- **Dataset entries**:
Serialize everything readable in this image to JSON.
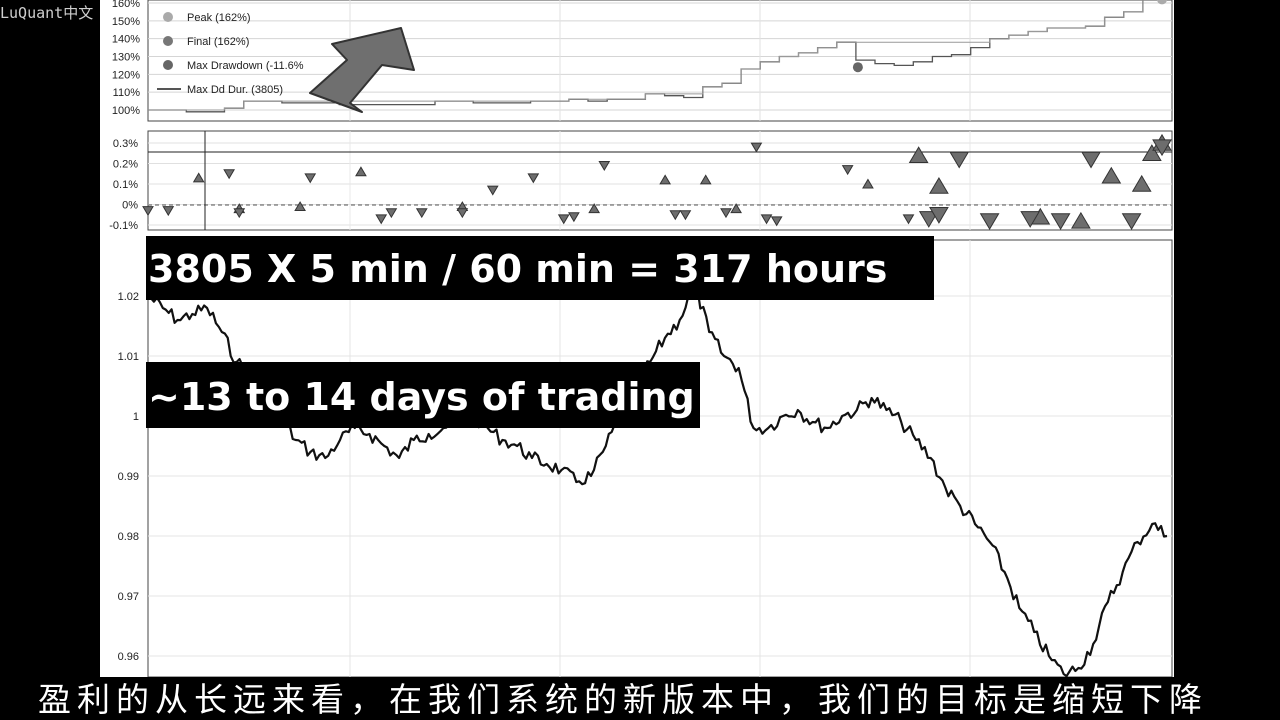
{
  "watermark": "LuQuant中文",
  "banners": {
    "line1": "3805 X  5 min /  60 min = 317 hours",
    "line2": "~13 to 14 days of trading"
  },
  "subtitle": "盈利的从长远来看，在我们系统的新版本中，我们的目标是缩短下降",
  "colors": {
    "line": "#111111",
    "marker": "#777777",
    "grid": "#bbbbbb",
    "arrow": "#6f6f6f"
  },
  "chart_data": [
    {
      "type": "line",
      "panel": "equity",
      "y_tick_labels": [
        "100%",
        "110%",
        "120%",
        "130%",
        "140%",
        "150%",
        "160%"
      ],
      "ylim": [
        1.0,
        1.62
      ],
      "legend": {
        "placement": "top-left",
        "entries": [
          "Peak (162%)",
          "Final (162%)",
          "Max Drawdown (-11.6%",
          "Max Dd Dur. (3805)"
        ]
      },
      "series": [
        {
          "values": [
            1.0,
            1.0,
            0.99,
            0.99,
            1.01,
            1.05,
            1.05,
            1.04,
            1.04,
            1.04,
            1.03,
            1.03,
            1.03,
            1.03,
            1.03,
            1.05,
            1.05,
            1.04,
            1.04,
            1.04,
            1.05,
            1.05,
            1.06,
            1.05,
            1.06,
            1.06,
            1.09,
            1.08,
            1.07,
            1.13,
            1.15,
            1.23,
            1.27,
            1.3,
            1.32,
            1.35,
            1.38,
            1.28,
            1.26,
            1.25,
            1.27,
            1.3,
            1.31,
            1.35,
            1.4,
            1.42,
            1.44,
            1.46,
            1.46,
            1.47,
            1.52,
            1.55,
            1.62,
            1.62
          ]
        }
      ],
      "markers": {
        "peak": 1.62,
        "final": 1.62,
        "max_drawdown": 1.24
      }
    },
    {
      "type": "scatter",
      "panel": "trades",
      "y_tick_labels": [
        "0.3%",
        "0.2%",
        "0.1%",
        "0%",
        "-0.1%"
      ],
      "ylim": [
        -0.12,
        0.35
      ],
      "series": [
        {
          "name": "up",
          "x": [
            0.05,
            0.09,
            0.15,
            0.21,
            0.31,
            0.44,
            0.51,
            0.55,
            0.58,
            0.71,
            0.76,
            0.78,
            0.88,
            0.92,
            0.95,
            0.98,
            0.99,
            1.0
          ],
          "values": [
            0.13,
            -0.02,
            -0.01,
            0.16,
            -0.01,
            -0.02,
            0.12,
            0.12,
            -0.02,
            0.1,
            0.24,
            0.09,
            -0.06,
            -0.08,
            0.14,
            0.1,
            0.25,
            0.3
          ]
        },
        {
          "name": "down",
          "x": [
            0.0,
            0.02,
            0.08,
            0.09,
            0.16,
            0.23,
            0.24,
            0.27,
            0.31,
            0.34,
            0.38,
            0.41,
            0.42,
            0.45,
            0.52,
            0.53,
            0.57,
            0.6,
            0.61,
            0.62,
            0.69,
            0.75,
            0.77,
            0.78,
            0.8,
            0.83,
            0.87,
            0.9,
            0.93,
            0.97,
            1.0
          ],
          "values": [
            -0.03,
            -0.03,
            0.15,
            -0.04,
            0.13,
            -0.07,
            -0.04,
            -0.04,
            -0.04,
            0.07,
            0.13,
            -0.07,
            -0.06,
            0.19,
            -0.05,
            -0.05,
            -0.04,
            0.28,
            -0.07,
            -0.08,
            0.17,
            -0.07,
            -0.07,
            -0.05,
            0.22,
            -0.08,
            -0.07,
            -0.08,
            0.22,
            -0.08,
            0.28
          ]
        }
      ]
    },
    {
      "type": "line",
      "panel": "price",
      "y_tick_labels": [
        "1.02",
        "1.01",
        "1",
        "0.99",
        "0.98",
        "0.97",
        "0.96"
      ],
      "ylim": [
        0.955,
        1.024
      ],
      "series": [
        {
          "values": [
            1.02,
            1.018,
            1.016,
            1.017,
            1.018,
            1.014,
            1.009,
            1.007,
            1.005,
            1.0,
            0.996,
            0.994,
            0.993,
            0.996,
            0.998,
            0.997,
            0.995,
            0.993,
            0.996,
            0.997,
            0.998,
            0.999,
            1.0,
            0.998,
            0.996,
            0.995,
            0.993,
            0.992,
            0.991,
            0.989,
            0.99,
            0.995,
            1.0,
            1.005,
            1.009,
            1.013,
            1.016,
            1.022,
            1.014,
            1.01,
            1.008,
            0.998,
            0.998,
            1.0,
            1.001,
            0.999,
            0.998,
            1.0,
            1.001,
            1.003,
            1.001,
            0.999,
            0.996,
            0.993,
            0.988,
            0.985,
            0.982,
            0.979,
            0.974,
            0.968,
            0.964,
            0.96,
            0.957,
            0.958,
            0.962,
            0.969,
            0.974,
            0.979,
            0.982,
            0.98
          ]
        }
      ]
    }
  ]
}
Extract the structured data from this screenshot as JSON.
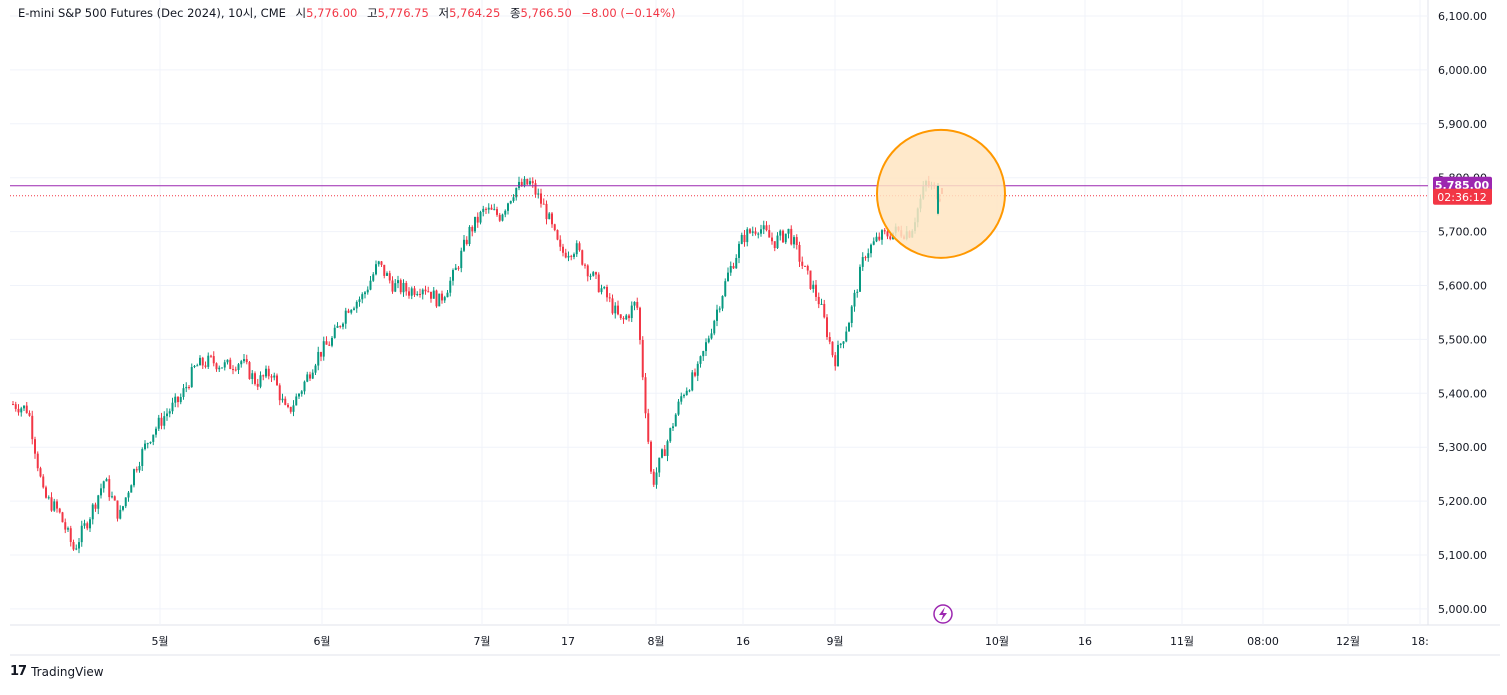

- **What the task requires**: Repeat the records above exactly, omitting every picture.

- **Completed task**:
Serialize everything readable in this image to JSON.
{
  "watermark": "LuQuant中文",
  "banners": {
    "line1": "3805 X  5 min /  60 min = 317 hours",
    "line2": "~13 to 14 days of trading"
  },
  "subtitle": "盈利的从长远来看，在我们系统的新版本中，我们的目标是缩短下降",
  "colors": {
    "line": "#111111",
    "marker": "#777777",
    "grid": "#bbbbbb",
    "arrow": "#6f6f6f"
  },
  "chart_data": [
    {
      "type": "line",
      "panel": "equity",
      "y_tick_labels": [
        "100%",
        "110%",
        "120%",
        "130%",
        "140%",
        "150%",
        "160%"
      ],
      "ylim": [
        1.0,
        1.62
      ],
      "legend": {
        "placement": "top-left",
        "entries": [
          "Peak (162%)",
          "Final (162%)",
          "Max Drawdown (-11.6%",
          "Max Dd Dur. (3805)"
        ]
      },
      "series": [
        {
          "values": [
            1.0,
            1.0,
            0.99,
            0.99,
            1.01,
            1.05,
            1.05,
            1.04,
            1.04,
            1.04,
            1.03,
            1.03,
            1.03,
            1.03,
            1.03,
            1.05,
            1.05,
            1.04,
            1.04,
            1.04,
            1.05,
            1.05,
            1.06,
            1.05,
            1.06,
            1.06,
            1.09,
            1.08,
            1.07,
            1.13,
            1.15,
            1.23,
            1.27,
            1.3,
            1.32,
            1.35,
            1.38,
            1.28,
            1.26,
            1.25,
            1.27,
            1.3,
            1.31,
            1.35,
            1.4,
            1.42,
            1.44,
            1.46,
            1.46,
            1.47,
            1.52,
            1.55,
            1.62,
            1.62
          ]
        }
      ],
      "markers": {
        "peak": 1.62,
        "final": 1.62,
        "max_drawdown": 1.24
      }
    },
    {
      "type": "scatter",
      "panel": "trades",
      "y_tick_labels": [
        "0.3%",
        "0.2%",
        "0.1%",
        "0%",
        "-0.1%"
      ],
      "ylim": [
        -0.12,
        0.35
      ],
      "series": [
        {
          "name": "up",
          "x": [
            0.05,
            0.09,
            0.15,
            0.21,
            0.31,
            0.44,
            0.51,
            0.55,
            0.58,
            0.71,
            0.76,
            0.78,
            0.88,
            0.92,
            0.95,
            0.98,
            0.99,
            1.0
          ],
          "values": [
            0.13,
            -0.02,
            -0.01,
            0.16,
            -0.01,
            -0.02,
            0.12,
            0.12,
            -0.02,
            0.1,
            0.24,
            0.09,
            -0.06,
            -0.08,
            0.14,
            0.1,
            0.25,
            0.3
          ]
        },
        {
          "name": "down",
          "x": [
            0.0,
            0.02,
            0.08,
            0.09,
            0.16,
            0.23,
            0.24,
            0.27,
            0.31,
            0.34,
            0.38,
            0.41,
            0.42,
            0.45,
            0.52,
            0.53,
            0.57,
            0.6,
            0.61,
            0.62,
            0.69,
            0.75,
            0.77,
            0.78,
            0.8,
            0.83,
            0.87,
            0.9,
            0.93,
            0.97,
            1.0
          ],
          "values": [
            -0.03,
            -0.03,
            0.15,
            -0.04,
            0.13,
            -0.07,
            -0.04,
            -0.04,
            -0.04,
            0.07,
            0.13,
            -0.07,
            -0.06,
            0.19,
            -0.05,
            -0.05,
            -0.04,
            0.28,
            -0.07,
            -0.08,
            0.17,
            -0.07,
            -0.07,
            -0.05,
            0.22,
            -0.08,
            -0.07,
            -0.08,
            0.22,
            -0.08,
            0.28
          ]
        }
      ]
    },
    {
      "type": "line",
      "panel": "price",
      "y_tick_labels": [
        "1.02",
        "1.01",
        "1",
        "0.99",
        "0.98",
        "0.97",
        "0.96"
      ],
      "ylim": [
        0.955,
        1.024
      ],
      "series": [
        {
          "values": [
            1.02,
            1.018,
            1.016,
            1.017,
            1.018,
            1.014,
            1.009,
            1.007,
            1.005,
            1.0,
            0.996,
            0.994,
            0.993,
            0.996,
            0.998,
            0.997,
            0.995,
            0.993,
            0.996,
            0.997,
            0.998,
            0.999,
            1.0,
            0.998,
            0.996,
            0.995,
            0.993,
            0.992,
            0.991,
            0.989,
            0.99,
            0.995,
            1.0,
            1.005,
            1.009,
            1.013,
            1.016,
            1.022,
            1.014,
            1.01,
            1.008,
            0.998,
            0.998,
            1.0,
            1.001,
            0.999,
            0.998,
            1.0,
            1.001,
            1.003,
            1.001,
            0.999,
            0.996,
            0.993,
            0.988,
            0.985,
            0.982,
            0.979,
            0.974,
            0.968,
            0.964,
            0.96,
            0.957,
            0.958,
            0.962,
            0.969,
            0.974,
            0.979,
            0.982,
            0.98
          ]
        }
      ]
    }
  ]
}
Extract the structured data from this screenshot as JSON.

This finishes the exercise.